§ **TASK DIRECTIONS**
Exclude the pictures, then repeat the remaining data exactly.

/---

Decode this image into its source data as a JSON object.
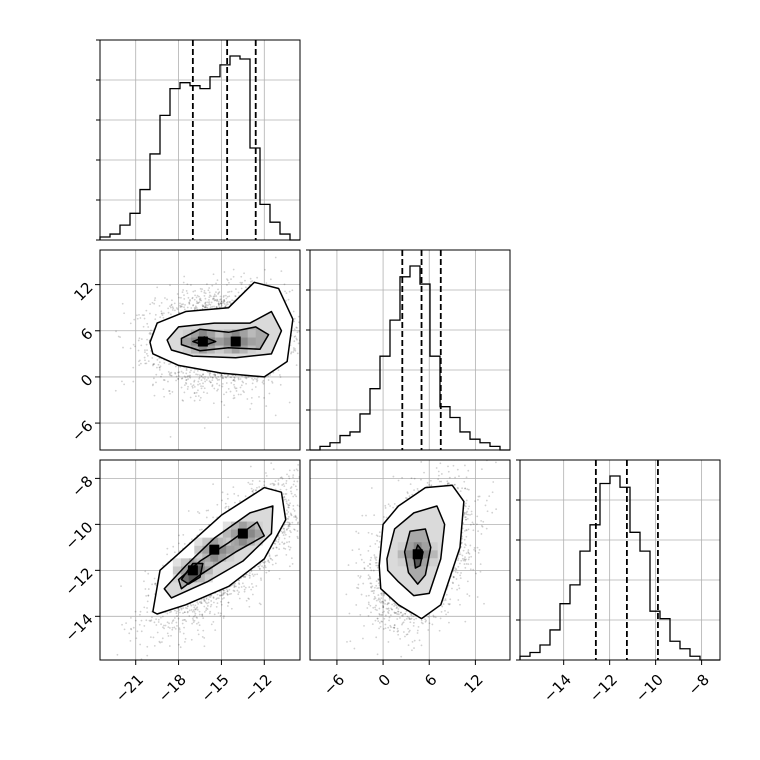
{
  "chart_data": {
    "type": "corner",
    "title": "",
    "parameters": [
      {
        "name": "",
        "range": [
          -23.5,
          -9.5
        ],
        "ticks": [
          -21,
          -18,
          -15,
          -12
        ],
        "tick_labels": [
          "−21",
          "−18",
          "−15",
          "−12"
        ],
        "quantiles": [
          -17.0,
          -14.6,
          -12.6
        ],
        "hist": {
          "edges_start": -23.5,
          "bin_width": 0.7,
          "counts": [
            1,
            2,
            5,
            9,
            17,
            29,
            42,
            51,
            53,
            52,
            51,
            55,
            59,
            62,
            61,
            31,
            12,
            6,
            2,
            0
          ]
        }
      },
      {
        "name": "",
        "range": [
          -9.5,
          16.5
        ],
        "ticks": [
          -6,
          0,
          6,
          12
        ],
        "tick_labels": [
          "−6",
          "0",
          "6",
          "12"
        ],
        "quantiles": [
          2.5,
          5.0,
          7.5
        ],
        "hist": {
          "edges_start": -9.5,
          "bin_width": 1.3,
          "counts": [
            0,
            1,
            2,
            4,
            5,
            10,
            17,
            26,
            36,
            48,
            51,
            46,
            26,
            12,
            9,
            5,
            3,
            2,
            1,
            0
          ]
        }
      },
      {
        "name": "",
        "range": [
          -15.9,
          -7.2
        ],
        "ticks": [
          -14,
          -12,
          -10,
          -8
        ],
        "tick_labels": [
          "−14",
          "−12",
          "−10",
          "−8"
        ],
        "quantiles": [
          -12.6,
          -11.25,
          -9.9
        ],
        "hist": {
          "edges_start": -15.9,
          "bin_width": 0.435,
          "counts": [
            1,
            2,
            4,
            8,
            15,
            20,
            29,
            36,
            47,
            49,
            46,
            34,
            29,
            13,
            11,
            5,
            3,
            1,
            0,
            0
          ]
        }
      }
    ],
    "pairs": [
      {
        "row": 1,
        "col": 0,
        "mean": [
          -15.0,
          5.0
        ],
        "sd": [
          2.3,
          3.0
        ],
        "rho": 0.05,
        "modes": [
          [
            -16.3,
            4.6
          ],
          [
            -14.0,
            4.6
          ]
        ],
        "contours": [
          [
            [
              -20.0,
              4.5
            ],
            [
              -19.5,
              7.0
            ],
            [
              -17.5,
              8.5
            ],
            [
              -14.5,
              9.0
            ],
            [
              -12.7,
              12.3
            ],
            [
              -11.0,
              11.5
            ],
            [
              -10.0,
              7.5
            ],
            [
              -10.4,
              2.0
            ],
            [
              -12.0,
              0.0
            ],
            [
              -15.0,
              0.5
            ],
            [
              -18.0,
              1.5
            ],
            [
              -19.8,
              3.0
            ]
          ],
          [
            [
              -18.8,
              4.8
            ],
            [
              -18.0,
              6.5
            ],
            [
              -15.5,
              7.0
            ],
            [
              -13.0,
              7.0
            ],
            [
              -11.5,
              8.5
            ],
            [
              -10.8,
              6.0
            ],
            [
              -11.5,
              3.0
            ],
            [
              -14.0,
              2.5
            ],
            [
              -17.0,
              2.7
            ],
            [
              -18.5,
              3.5
            ]
          ],
          [
            [
              -17.8,
              5.0
            ],
            [
              -16.5,
              6.2
            ],
            [
              -14.5,
              5.8
            ],
            [
              -12.6,
              6.5
            ],
            [
              -11.7,
              5.5
            ],
            [
              -12.3,
              3.6
            ],
            [
              -14.5,
              3.8
            ],
            [
              -16.5,
              3.4
            ],
            [
              -17.8,
              4.2
            ]
          ],
          [
            [
              -17.0,
              4.6
            ],
            [
              -16.2,
              5.2
            ],
            [
              -15.4,
              4.6
            ],
            [
              -16.2,
              4.1
            ]
          ]
        ]
      },
      {
        "row": 2,
        "col": 0,
        "mean": [
          -14.6,
          -11.3
        ],
        "sd": [
          2.3,
          1.4
        ],
        "rho": 0.75,
        "modes": [
          [
            -17.0,
            -12.0
          ],
          [
            -15.5,
            -11.1
          ],
          [
            -13.5,
            -10.4
          ]
        ],
        "contours": [
          [
            [
              -19.8,
              -13.8
            ],
            [
              -19.3,
              -12.0
            ],
            [
              -17.5,
              -11.0
            ],
            [
              -15.0,
              -9.6
            ],
            [
              -12.0,
              -8.4
            ],
            [
              -10.8,
              -8.6
            ],
            [
              -10.5,
              -9.8
            ],
            [
              -12.0,
              -11.5
            ],
            [
              -14.5,
              -12.7
            ],
            [
              -17.5,
              -13.5
            ],
            [
              -19.5,
              -13.9
            ]
          ],
          [
            [
              -19.0,
              -12.8
            ],
            [
              -17.5,
              -11.8
            ],
            [
              -15.5,
              -10.6
            ],
            [
              -13.0,
              -9.5
            ],
            [
              -11.4,
              -9.2
            ],
            [
              -11.5,
              -10.4
            ],
            [
              -13.5,
              -11.6
            ],
            [
              -16.0,
              -12.5
            ],
            [
              -18.5,
              -13.2
            ]
          ],
          [
            [
              -18.0,
              -12.4
            ],
            [
              -16.5,
              -11.6
            ],
            [
              -14.5,
              -10.8
            ],
            [
              -12.5,
              -9.9
            ],
            [
              -12.0,
              -10.5
            ],
            [
              -14.0,
              -11.2
            ],
            [
              -16.5,
              -12.2
            ],
            [
              -17.8,
              -12.8
            ]
          ],
          [
            [
              -17.8,
              -12.4
            ],
            [
              -17.0,
              -11.7
            ],
            [
              -16.3,
              -11.7
            ],
            [
              -16.5,
              -12.3
            ],
            [
              -17.3,
              -12.6
            ]
          ]
        ]
      },
      {
        "row": 2,
        "col": 1,
        "mean": [
          5.0,
          -11.3
        ],
        "sd": [
          3.0,
          1.4
        ],
        "rho": 0.4,
        "modes": [
          [
            4.5,
            -11.3
          ]
        ],
        "contours": [
          [
            [
              -0.5,
              -11.8
            ],
            [
              0.0,
              -10.0
            ],
            [
              2.0,
              -9.2
            ],
            [
              5.5,
              -8.4
            ],
            [
              9.0,
              -8.3
            ],
            [
              10.5,
              -9.0
            ],
            [
              10.0,
              -11.0
            ],
            [
              7.5,
              -13.5
            ],
            [
              5.0,
              -14.1
            ],
            [
              2.0,
              -13.5
            ],
            [
              -0.3,
              -12.8
            ]
          ],
          [
            [
              0.5,
              -11.5
            ],
            [
              1.5,
              -10.2
            ],
            [
              4.0,
              -9.5
            ],
            [
              7.0,
              -9.2
            ],
            [
              8.0,
              -10.0
            ],
            [
              7.5,
              -11.5
            ],
            [
              6.0,
              -13.0
            ],
            [
              4.0,
              -13.1
            ],
            [
              2.0,
              -12.5
            ],
            [
              0.6,
              -12.0
            ]
          ],
          [
            [
              2.8,
              -11.2
            ],
            [
              3.5,
              -10.3
            ],
            [
              5.5,
              -10.2
            ],
            [
              6.2,
              -11.0
            ],
            [
              5.5,
              -12.2
            ],
            [
              4.5,
              -12.6
            ],
            [
              3.3,
              -12.1
            ]
          ],
          [
            [
              4.0,
              -11.4
            ],
            [
              4.5,
              -10.9
            ],
            [
              5.2,
              -11.2
            ],
            [
              4.8,
              -11.8
            ],
            [
              4.2,
              -11.9
            ]
          ]
        ]
      }
    ]
  }
}
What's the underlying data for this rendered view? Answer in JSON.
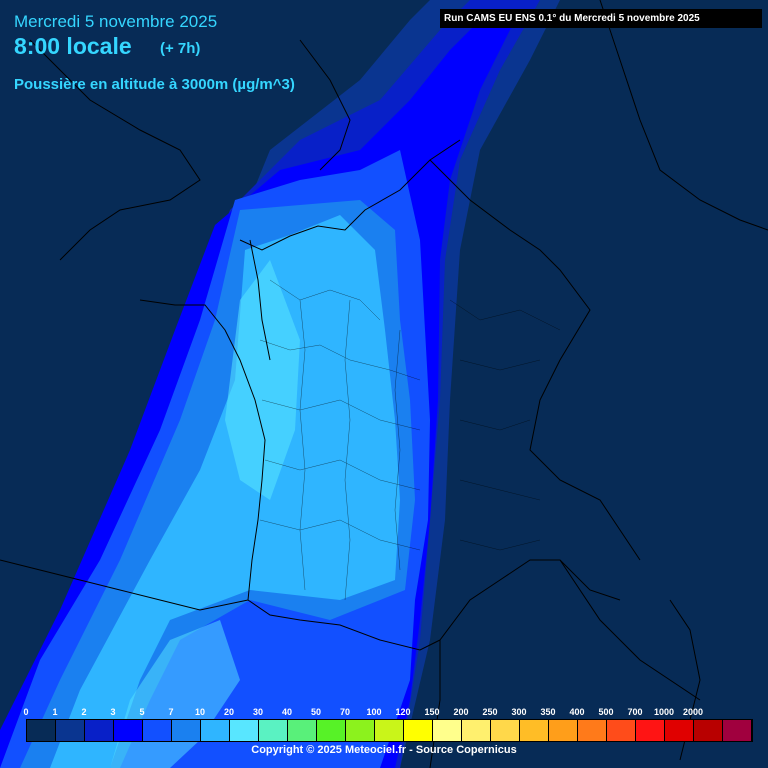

\---

§ **EXERCISE OUTPUT**
Decode this image into its source data as a JSON object.
{
  "chart_data": {
    "type": "corner",
    "title": "",
    "parameters": [
      {
        "name": "",
        "range": [
          -23.5,
          -9.5
        ],
        "ticks": [
          -21,
          -18,
          -15,
          -12
        ],
        "tick_labels": [
          "−21",
          "−18",
          "−15",
          "−12"
        ],
        "quantiles": [
          -17.0,
          -14.6,
          -12.6
        ],
        "hist": {
          "edges_start": -23.5,
          "bin_width": 0.7,
          "counts": [
            1,
            2,
            5,
            9,
            17,
            29,
            42,
            51,
            53,
            52,
            51,
            55,
            59,
            62,
            61,
            31,
            12,
            6,
            2,
            0
          ]
        }
      },
      {
        "name": "",
        "range": [
          -9.5,
          16.5
        ],
        "ticks": [
          -6,
          0,
          6,
          12
        ],
        "tick_labels": [
          "−6",
          "0",
          "6",
          "12"
        ],
        "quantiles": [
          2.5,
          5.0,
          7.5
        ],
        "hist": {
          "edges_start": -9.5,
          "bin_width": 1.3,
          "counts": [
            0,
            1,
            2,
            4,
            5,
            10,
            17,
            26,
            36,
            48,
            51,
            46,
            26,
            12,
            9,
            5,
            3,
            2,
            1,
            0
          ]
        }
      },
      {
        "name": "",
        "range": [
          -15.9,
          -7.2
        ],
        "ticks": [
          -14,
          -12,
          -10,
          -8
        ],
        "tick_labels": [
          "−14",
          "−12",
          "−10",
          "−8"
        ],
        "quantiles": [
          -12.6,
          -11.25,
          -9.9
        ],
        "hist": {
          "edges_start": -15.9,
          "bin_width": 0.435,
          "counts": [
            1,
            2,
            4,
            8,
            15,
            20,
            29,
            36,
            47,
            49,
            46,
            34,
            29,
            13,
            11,
            5,
            3,
            1,
            0,
            0
          ]
        }
      }
    ],
    "pairs": [
      {
        "row": 1,
        "col": 0,
        "mean": [
          -15.0,
          5.0
        ],
        "sd": [
          2.3,
          3.0
        ],
        "rho": 0.05,
        "modes": [
          [
            -16.3,
            4.6
          ],
          [
            -14.0,
            4.6
          ]
        ],
        "contours": [
          [
            [
              -20.0,
              4.5
            ],
            [
              -19.5,
              7.0
            ],
            [
              -17.5,
              8.5
            ],
            [
              -14.5,
              9.0
            ],
            [
              -12.7,
              12.3
            ],
            [
              -11.0,
              11.5
            ],
            [
              -10.0,
              7.5
            ],
            [
              -10.4,
              2.0
            ],
            [
              -12.0,
              0.0
            ],
            [
              -15.0,
              0.5
            ],
            [
              -18.0,
              1.5
            ],
            [
              -19.8,
              3.0
            ]
          ],
          [
            [
              -18.8,
              4.8
            ],
            [
              -18.0,
              6.5
            ],
            [
              -15.5,
              7.0
            ],
            [
              -13.0,
              7.0
            ],
            [
              -11.5,
              8.5
            ],
            [
              -10.8,
              6.0
            ],
            [
              -11.5,
              3.0
            ],
            [
              -14.0,
              2.5
            ],
            [
              -17.0,
              2.7
            ],
            [
              -18.5,
              3.5
            ]
          ],
          [
            [
              -17.8,
              5.0
            ],
            [
              -16.5,
              6.2
            ],
            [
              -14.5,
              5.8
            ],
            [
              -12.6,
              6.5
            ],
            [
              -11.7,
              5.5
            ],
            [
              -12.3,
              3.6
            ],
            [
              -14.5,
              3.8
            ],
            [
              -16.5,
              3.4
            ],
            [
              -17.8,
              4.2
            ]
          ],
          [
            [
              -17.0,
              4.6
            ],
            [
              -16.2,
              5.2
            ],
            [
              -15.4,
              4.6
            ],
            [
              -16.2,
              4.1
            ]
          ]
        ]
      },
      {
        "row": 2,
        "col": 0,
        "mean": [
          -14.6,
          -11.3
        ],
        "sd": [
          2.3,
          1.4
        ],
        "rho": 0.75,
        "modes": [
          [
            -17.0,
            -12.0
          ],
          [
            -15.5,
            -11.1
          ],
          [
            -13.5,
            -10.4
          ]
        ],
        "contours": [
          [
            [
              -19.8,
              -13.8
            ],
            [
              -19.3,
              -12.0
            ],
            [
              -17.5,
              -11.0
            ],
            [
              -15.0,
              -9.6
            ],
            [
              -12.0,
              -8.4
            ],
            [
              -10.8,
              -8.6
            ],
            [
              -10.5,
              -9.8
            ],
            [
              -12.0,
              -11.5
            ],
            [
              -14.5,
              -12.7
            ],
            [
              -17.5,
              -13.5
            ],
            [
              -19.5,
              -13.9
            ]
          ],
          [
            [
              -19.0,
              -12.8
            ],
            [
              -17.5,
              -11.8
            ],
            [
              -15.5,
              -10.6
            ],
            [
              -13.0,
              -9.5
            ],
            [
              -11.4,
              -9.2
            ],
            [
              -11.5,
              -10.4
            ],
            [
              -13.5,
              -11.6
            ],
            [
              -16.0,
              -12.5
            ],
            [
              -18.5,
              -13.2
            ]
          ],
          [
            [
              -18.0,
              -12.4
            ],
            [
              -16.5,
              -11.6
            ],
            [
              -14.5,
              -10.8
            ],
            [
              -12.5,
              -9.9
            ],
            [
              -12.0,
              -10.5
            ],
            [
              -14.0,
              -11.2
            ],
            [
              -16.5,
              -12.2
            ],
            [
              -17.8,
              -12.8
            ]
          ],
          [
            [
              -17.8,
              -12.4
            ],
            [
              -17.0,
              -11.7
            ],
            [
              -16.3,
              -11.7
            ],
            [
              -16.5,
              -12.3
            ],
            [
              -17.3,
              -12.6
            ]
          ]
        ]
      },
      {
        "row": 2,
        "col": 1,
        "mean": [
          5.0,
          -11.3
        ],
        "sd": [
          3.0,
          1.4
        ],
        "rho": 0.4,
        "modes": [
          [
            4.5,
            -11.3
          ]
        ],
        "contours": [
          [
            [
              -0.5,
              -11.8
            ],
            [
              0.0,
              -10.0
            ],
            [
              2.0,
              -9.2
            ],
            [
              5.5,
              -8.4
            ],
            [
              9.0,
              -8.3
            ],
            [
              10.5,
              -9.0
            ],
            [
              10.0,
              -11.0
            ],
            [
              7.5,
              -13.5
            ],
            [
              5.0,
              -14.1
            ],
            [
              2.0,
              -13.5
            ],
            [
              -0.3,
              -12.8
            ]
          ],
          [
            [
              0.5,
              -11.5
            ],
            [
              1.5,
              -10.2
            ],
            [
              4.0,
              -9.5
            ],
            [
              7.0,
              -9.2
            ],
            [
              8.0,
              -10.0
            ],
            [
              7.5,
              -11.5
            ],
            [
              6.0,
              -13.0
            ],
            [
              4.0,
              -13.1
            ],
            [
              2.0,
              -12.5
            ],
            [
              0.6,
              -12.0
            ]
          ],
          [
            [
              2.8,
              -11.2
            ],
            [
              3.5,
              -10.3
            ],
            [
              5.5,
              -10.2
            ],
            [
              6.2,
              -11.0
            ],
            [
              5.5,
              -12.2
            ],
            [
              4.5,
              -12.6
            ],
            [
              3.3,
              -12.1
            ]
          ],
          [
            [
              4.0,
              -11.4
            ],
            [
              4.5,
              -10.9
            ],
            [
              5.2,
              -11.2
            ],
            [
              4.8,
              -11.8
            ],
            [
              4.2,
              -11.9
            ]
          ]
        ]
      }
    ]
  }
}
What's the underlying data for this rendered view? Answer in JSON.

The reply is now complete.